Task brief
Repeat every record below exactly, leaving out the pictures.

Figure content listings:
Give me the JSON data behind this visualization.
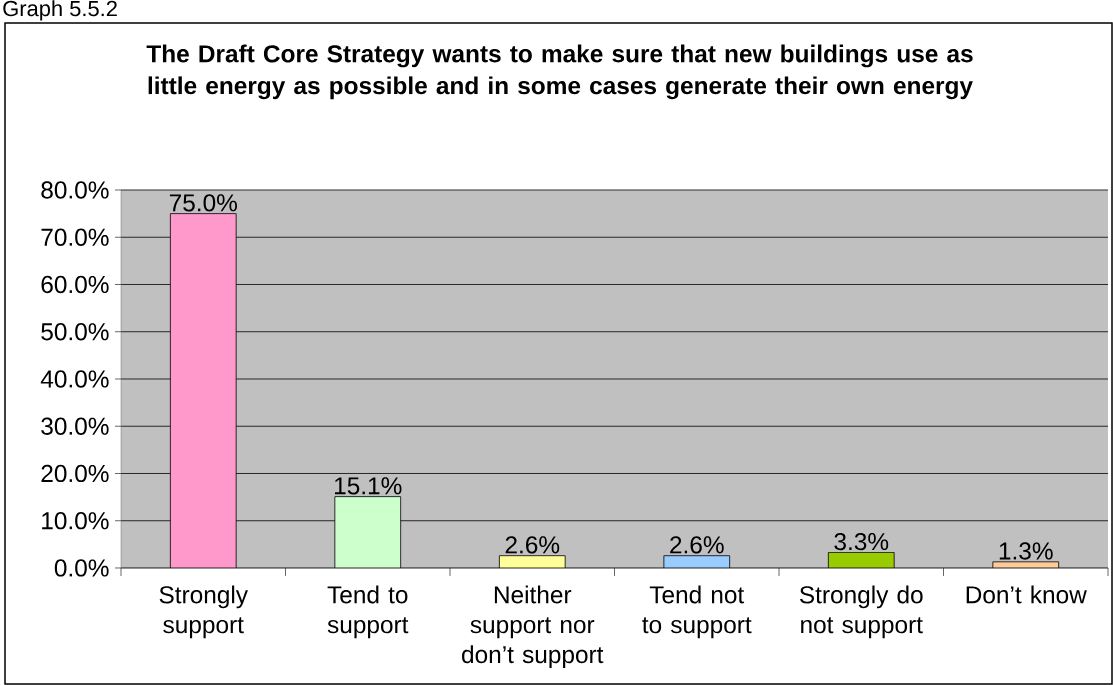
{
  "chart_data": {
    "type": "bar",
    "title": "The Draft Core Strategy wants to make sure that new buildings use as little energy as possible and in some cases generate their own energy",
    "annotations": [
      "Graph 5.5.2"
    ],
    "categories": [
      "Strongly support",
      "Tend to support",
      "Neither support nor don’t support",
      "Tend not to support",
      "Strongly do not support",
      "Don’t know"
    ],
    "values": [
      75.0,
      15.1,
      2.6,
      2.6,
      3.3,
      1.3
    ],
    "value_labels": [
      "75.0%",
      "15.1%",
      "2.6%",
      "2.6%",
      "3.3%",
      "1.3%"
    ],
    "colors": [
      "#ff99cc",
      "#ccffcc",
      "#ffff99",
      "#99ccff",
      "#99cc00",
      "#ffcc99"
    ],
    "ylim": [
      0,
      80
    ],
    "yticks": [
      {
        "value": 0,
        "label": "0.0%"
      },
      {
        "value": 10,
        "label": "10.0%"
      },
      {
        "value": 20,
        "label": "20.0%"
      },
      {
        "value": 30,
        "label": "30.0%"
      },
      {
        "value": 40,
        "label": "40.0%"
      },
      {
        "value": 50,
        "label": "50.0%"
      },
      {
        "value": 60,
        "label": "60.0%"
      },
      {
        "value": 70,
        "label": "70.0%"
      },
      {
        "value": 80,
        "label": "80.0%"
      }
    ],
    "grid": "y"
  }
}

Solution for this exercise
Give me the JSON data behind this visualization.
{
  "chart_data": {
    "type": "bar",
    "title": "The Draft Core Strategy wants to make sure that new buildings use as little energy as possible and in some cases generate their own energy",
    "annotations": [
      "Graph 5.5.2"
    ],
    "categories": [
      "Strongly support",
      "Tend to support",
      "Neither support nor don’t support",
      "Tend not to support",
      "Strongly do not support",
      "Don’t know"
    ],
    "values": [
      75.0,
      15.1,
      2.6,
      2.6,
      3.3,
      1.3
    ],
    "value_labels": [
      "75.0%",
      "15.1%",
      "2.6%",
      "2.6%",
      "3.3%",
      "1.3%"
    ],
    "colors": [
      "#ff99cc",
      "#ccffcc",
      "#ffff99",
      "#99ccff",
      "#99cc00",
      "#ffcc99"
    ],
    "ylim": [
      0,
      80
    ],
    "yticks": [
      {
        "value": 0,
        "label": "0.0%"
      },
      {
        "value": 10,
        "label": "10.0%"
      },
      {
        "value": 20,
        "label": "20.0%"
      },
      {
        "value": 30,
        "label": "30.0%"
      },
      {
        "value": 40,
        "label": "40.0%"
      },
      {
        "value": 50,
        "label": "50.0%"
      },
      {
        "value": 60,
        "label": "60.0%"
      },
      {
        "value": 70,
        "label": "70.0%"
      },
      {
        "value": 80,
        "label": "80.0%"
      }
    ],
    "grid": "y"
  }
}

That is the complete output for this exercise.